Task input:
========

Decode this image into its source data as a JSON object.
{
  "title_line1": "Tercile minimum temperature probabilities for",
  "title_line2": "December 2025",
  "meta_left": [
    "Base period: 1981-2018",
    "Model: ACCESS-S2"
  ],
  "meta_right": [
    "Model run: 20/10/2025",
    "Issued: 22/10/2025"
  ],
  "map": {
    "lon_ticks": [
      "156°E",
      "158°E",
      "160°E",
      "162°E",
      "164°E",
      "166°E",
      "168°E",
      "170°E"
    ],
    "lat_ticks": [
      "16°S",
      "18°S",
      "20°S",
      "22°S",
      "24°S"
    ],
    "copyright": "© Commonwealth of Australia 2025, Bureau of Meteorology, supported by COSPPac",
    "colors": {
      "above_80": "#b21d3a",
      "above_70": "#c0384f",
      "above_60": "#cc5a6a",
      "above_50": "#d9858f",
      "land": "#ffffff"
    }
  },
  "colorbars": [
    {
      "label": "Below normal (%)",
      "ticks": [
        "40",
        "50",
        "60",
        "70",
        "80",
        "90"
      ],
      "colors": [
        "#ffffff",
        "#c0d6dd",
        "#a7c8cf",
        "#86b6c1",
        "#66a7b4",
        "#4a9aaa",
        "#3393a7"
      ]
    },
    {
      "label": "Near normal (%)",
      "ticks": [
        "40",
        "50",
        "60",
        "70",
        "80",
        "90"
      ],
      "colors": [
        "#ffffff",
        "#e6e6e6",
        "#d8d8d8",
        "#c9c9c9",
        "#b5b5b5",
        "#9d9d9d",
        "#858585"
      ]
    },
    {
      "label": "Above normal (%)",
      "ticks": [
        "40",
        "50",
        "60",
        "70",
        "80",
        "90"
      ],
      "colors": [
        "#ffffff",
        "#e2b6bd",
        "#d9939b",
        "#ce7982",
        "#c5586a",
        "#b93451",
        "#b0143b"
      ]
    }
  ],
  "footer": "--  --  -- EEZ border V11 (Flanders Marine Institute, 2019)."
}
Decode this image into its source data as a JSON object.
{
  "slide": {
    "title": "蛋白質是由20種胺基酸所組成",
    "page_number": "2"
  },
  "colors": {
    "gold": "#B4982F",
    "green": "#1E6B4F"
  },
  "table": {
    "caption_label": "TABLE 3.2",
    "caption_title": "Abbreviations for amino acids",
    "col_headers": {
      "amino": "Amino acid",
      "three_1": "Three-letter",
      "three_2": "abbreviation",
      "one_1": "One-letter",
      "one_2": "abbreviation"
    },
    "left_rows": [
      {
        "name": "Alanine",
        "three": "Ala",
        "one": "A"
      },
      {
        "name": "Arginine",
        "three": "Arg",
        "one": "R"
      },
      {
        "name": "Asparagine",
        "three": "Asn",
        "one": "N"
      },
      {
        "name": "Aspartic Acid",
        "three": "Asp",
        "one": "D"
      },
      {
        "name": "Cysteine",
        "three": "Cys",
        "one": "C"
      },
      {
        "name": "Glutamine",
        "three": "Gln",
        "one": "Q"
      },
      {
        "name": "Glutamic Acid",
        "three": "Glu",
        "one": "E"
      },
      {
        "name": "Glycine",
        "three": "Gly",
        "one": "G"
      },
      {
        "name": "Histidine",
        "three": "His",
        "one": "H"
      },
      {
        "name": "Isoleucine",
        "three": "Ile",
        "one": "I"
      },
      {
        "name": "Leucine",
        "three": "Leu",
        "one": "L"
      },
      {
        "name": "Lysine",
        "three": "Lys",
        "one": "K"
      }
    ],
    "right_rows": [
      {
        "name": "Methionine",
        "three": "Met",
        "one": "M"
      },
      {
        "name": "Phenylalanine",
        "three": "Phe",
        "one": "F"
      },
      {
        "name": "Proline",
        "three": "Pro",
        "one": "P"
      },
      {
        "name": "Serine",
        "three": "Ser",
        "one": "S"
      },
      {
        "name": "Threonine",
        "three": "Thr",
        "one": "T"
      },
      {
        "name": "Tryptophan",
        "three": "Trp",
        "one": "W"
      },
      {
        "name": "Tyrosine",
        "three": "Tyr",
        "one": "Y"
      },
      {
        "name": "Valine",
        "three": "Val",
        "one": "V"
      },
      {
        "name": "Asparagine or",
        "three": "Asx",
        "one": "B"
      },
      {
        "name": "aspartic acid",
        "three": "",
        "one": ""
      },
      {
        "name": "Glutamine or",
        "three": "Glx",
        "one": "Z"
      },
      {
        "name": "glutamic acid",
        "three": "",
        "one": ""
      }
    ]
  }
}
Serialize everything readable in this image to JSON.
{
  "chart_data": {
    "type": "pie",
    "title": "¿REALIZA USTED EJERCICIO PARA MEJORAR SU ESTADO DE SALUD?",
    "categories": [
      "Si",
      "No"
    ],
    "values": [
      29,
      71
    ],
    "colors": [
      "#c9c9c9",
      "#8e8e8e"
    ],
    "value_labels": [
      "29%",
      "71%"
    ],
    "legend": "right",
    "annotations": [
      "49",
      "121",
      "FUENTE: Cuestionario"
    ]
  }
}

========

From the line holding "Serialize everything readable" through the last line above, reproduce each line exactly and add nothing.

Exercise output:
Serialize everything readable in this image to JSON.
{
  "chart_data": {
    "type": "pie",
    "title": "¿REALIZA USTED EJERCICIO PARA MEJORAR SU ESTADO DE SALUD?",
    "categories": [
      "Si",
      "No"
    ],
    "values": [
      29,
      71
    ],
    "colors": [
      "#c9c9c9",
      "#8e8e8e"
    ],
    "value_labels": [
      "29%",
      "71%"
    ],
    "legend": "right",
    "annotations": [
      "49",
      "121",
      "FUENTE: Cuestionario"
    ]
  }
}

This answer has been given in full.